--- begin INPUT MATERIAL ---

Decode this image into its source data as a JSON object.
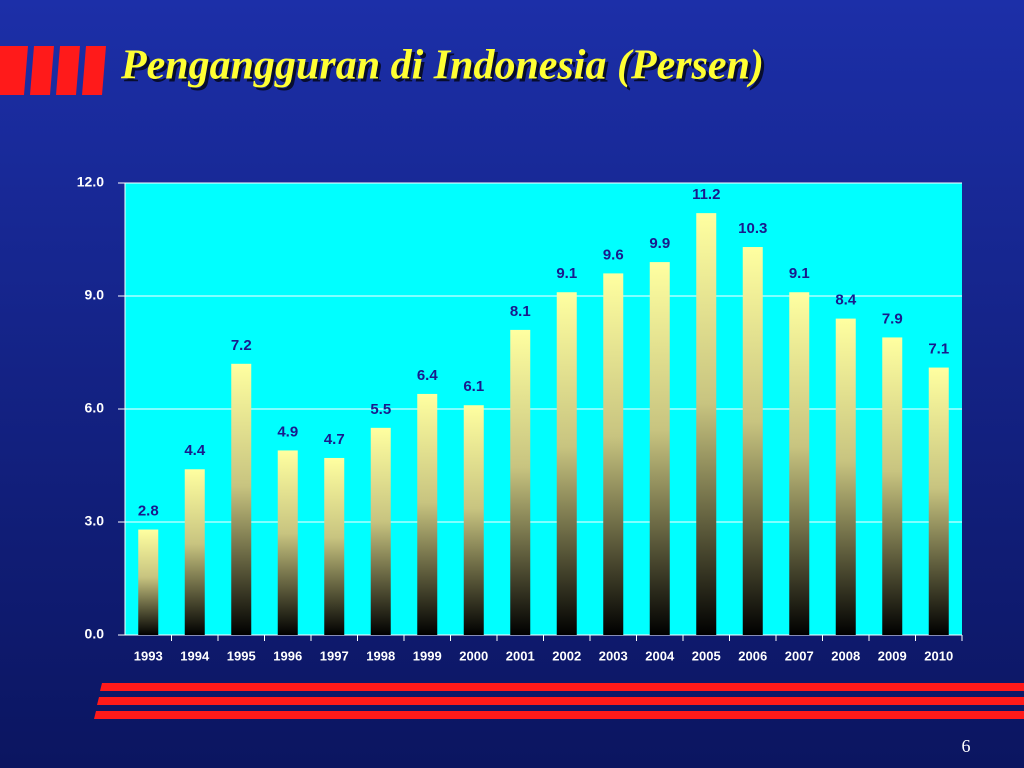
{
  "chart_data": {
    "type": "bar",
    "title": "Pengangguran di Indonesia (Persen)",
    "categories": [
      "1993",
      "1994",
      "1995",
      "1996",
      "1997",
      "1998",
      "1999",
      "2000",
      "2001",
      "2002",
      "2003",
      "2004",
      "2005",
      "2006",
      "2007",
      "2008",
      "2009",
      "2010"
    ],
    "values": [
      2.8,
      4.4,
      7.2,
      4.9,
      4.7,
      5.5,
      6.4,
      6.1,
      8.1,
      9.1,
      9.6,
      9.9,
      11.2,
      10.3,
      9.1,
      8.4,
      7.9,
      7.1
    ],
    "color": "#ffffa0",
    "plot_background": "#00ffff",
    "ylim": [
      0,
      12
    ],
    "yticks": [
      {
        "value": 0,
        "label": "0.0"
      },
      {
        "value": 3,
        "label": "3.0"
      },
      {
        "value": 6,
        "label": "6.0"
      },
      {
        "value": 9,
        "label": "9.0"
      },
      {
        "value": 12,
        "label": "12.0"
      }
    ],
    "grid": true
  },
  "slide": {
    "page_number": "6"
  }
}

--- end INPUT MATERIAL ---
--- begin INPUT MATERIAL ---

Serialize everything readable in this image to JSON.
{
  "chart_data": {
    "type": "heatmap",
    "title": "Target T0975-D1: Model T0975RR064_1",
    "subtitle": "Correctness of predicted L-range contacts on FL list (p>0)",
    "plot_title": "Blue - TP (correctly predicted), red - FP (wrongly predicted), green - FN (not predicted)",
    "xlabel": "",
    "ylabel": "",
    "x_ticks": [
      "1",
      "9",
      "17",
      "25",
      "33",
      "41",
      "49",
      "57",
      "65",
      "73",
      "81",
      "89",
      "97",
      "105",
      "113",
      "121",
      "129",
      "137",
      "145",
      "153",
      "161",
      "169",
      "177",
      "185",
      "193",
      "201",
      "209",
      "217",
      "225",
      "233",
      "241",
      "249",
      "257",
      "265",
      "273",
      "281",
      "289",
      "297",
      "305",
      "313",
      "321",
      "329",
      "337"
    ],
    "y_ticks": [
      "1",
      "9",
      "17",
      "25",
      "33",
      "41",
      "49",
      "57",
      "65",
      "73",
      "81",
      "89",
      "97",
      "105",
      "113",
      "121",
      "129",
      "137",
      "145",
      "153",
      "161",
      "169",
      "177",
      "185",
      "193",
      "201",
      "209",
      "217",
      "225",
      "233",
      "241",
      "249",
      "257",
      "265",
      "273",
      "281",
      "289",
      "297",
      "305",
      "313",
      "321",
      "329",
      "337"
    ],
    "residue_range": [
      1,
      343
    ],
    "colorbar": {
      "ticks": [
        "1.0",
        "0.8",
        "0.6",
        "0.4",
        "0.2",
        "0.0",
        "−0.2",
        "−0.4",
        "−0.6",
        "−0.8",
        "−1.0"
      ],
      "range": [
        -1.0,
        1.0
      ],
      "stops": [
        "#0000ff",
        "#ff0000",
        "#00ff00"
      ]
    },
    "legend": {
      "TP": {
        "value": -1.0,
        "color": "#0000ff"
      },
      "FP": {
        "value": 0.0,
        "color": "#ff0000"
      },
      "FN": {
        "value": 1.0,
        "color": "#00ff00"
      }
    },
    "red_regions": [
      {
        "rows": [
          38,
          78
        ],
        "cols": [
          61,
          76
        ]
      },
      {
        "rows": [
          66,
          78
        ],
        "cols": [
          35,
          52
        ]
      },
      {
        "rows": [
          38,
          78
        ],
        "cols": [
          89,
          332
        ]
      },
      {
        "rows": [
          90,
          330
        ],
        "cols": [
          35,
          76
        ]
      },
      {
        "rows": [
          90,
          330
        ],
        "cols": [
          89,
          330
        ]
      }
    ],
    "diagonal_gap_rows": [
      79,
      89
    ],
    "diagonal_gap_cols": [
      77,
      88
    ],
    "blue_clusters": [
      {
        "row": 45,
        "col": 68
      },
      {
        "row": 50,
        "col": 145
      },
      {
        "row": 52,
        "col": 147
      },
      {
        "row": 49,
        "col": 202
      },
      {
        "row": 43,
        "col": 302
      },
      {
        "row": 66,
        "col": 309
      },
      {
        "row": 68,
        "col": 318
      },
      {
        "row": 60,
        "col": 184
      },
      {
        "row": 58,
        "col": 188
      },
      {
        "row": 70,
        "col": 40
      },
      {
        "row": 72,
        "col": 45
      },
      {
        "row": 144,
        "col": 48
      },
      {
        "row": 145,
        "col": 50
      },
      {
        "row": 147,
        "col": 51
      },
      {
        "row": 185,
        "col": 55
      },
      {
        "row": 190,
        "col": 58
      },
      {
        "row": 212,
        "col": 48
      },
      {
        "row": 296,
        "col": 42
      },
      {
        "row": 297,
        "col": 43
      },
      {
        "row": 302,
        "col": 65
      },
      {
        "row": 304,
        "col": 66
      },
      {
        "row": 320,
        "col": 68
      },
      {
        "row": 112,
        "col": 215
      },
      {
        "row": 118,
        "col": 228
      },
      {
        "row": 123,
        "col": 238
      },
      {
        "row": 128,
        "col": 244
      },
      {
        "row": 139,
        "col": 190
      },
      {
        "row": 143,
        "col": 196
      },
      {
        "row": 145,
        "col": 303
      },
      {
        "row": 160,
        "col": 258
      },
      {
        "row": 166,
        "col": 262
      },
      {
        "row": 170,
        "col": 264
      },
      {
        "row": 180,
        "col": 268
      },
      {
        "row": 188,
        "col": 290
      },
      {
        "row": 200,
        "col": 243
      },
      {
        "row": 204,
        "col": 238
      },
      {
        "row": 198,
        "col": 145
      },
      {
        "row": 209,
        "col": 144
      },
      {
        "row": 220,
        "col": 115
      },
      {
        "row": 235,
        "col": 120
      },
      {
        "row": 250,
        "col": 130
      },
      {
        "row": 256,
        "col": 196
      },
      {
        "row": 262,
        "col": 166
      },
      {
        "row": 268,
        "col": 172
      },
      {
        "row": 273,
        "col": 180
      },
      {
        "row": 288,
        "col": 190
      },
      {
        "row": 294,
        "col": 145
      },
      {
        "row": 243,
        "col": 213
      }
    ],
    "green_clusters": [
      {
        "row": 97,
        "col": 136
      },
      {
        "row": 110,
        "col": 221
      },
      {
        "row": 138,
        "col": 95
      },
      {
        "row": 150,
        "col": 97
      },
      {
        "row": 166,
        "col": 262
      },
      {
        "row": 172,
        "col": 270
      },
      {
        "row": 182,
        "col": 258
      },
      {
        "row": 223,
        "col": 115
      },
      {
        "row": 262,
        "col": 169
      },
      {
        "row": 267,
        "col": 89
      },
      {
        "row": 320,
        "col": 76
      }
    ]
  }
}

--- end INPUT MATERIAL ---

EXERCISE TASK – Find each line holding the string "predicted" and copy it out.

TASK RESULT –
    "subtitle": "Correctness of predicted L-range contacts on FL list (p>0)",
    "plot_title": "Blue - TP (correctly predicted), red - FP (wrongly predicted), green - FN (not predicted)",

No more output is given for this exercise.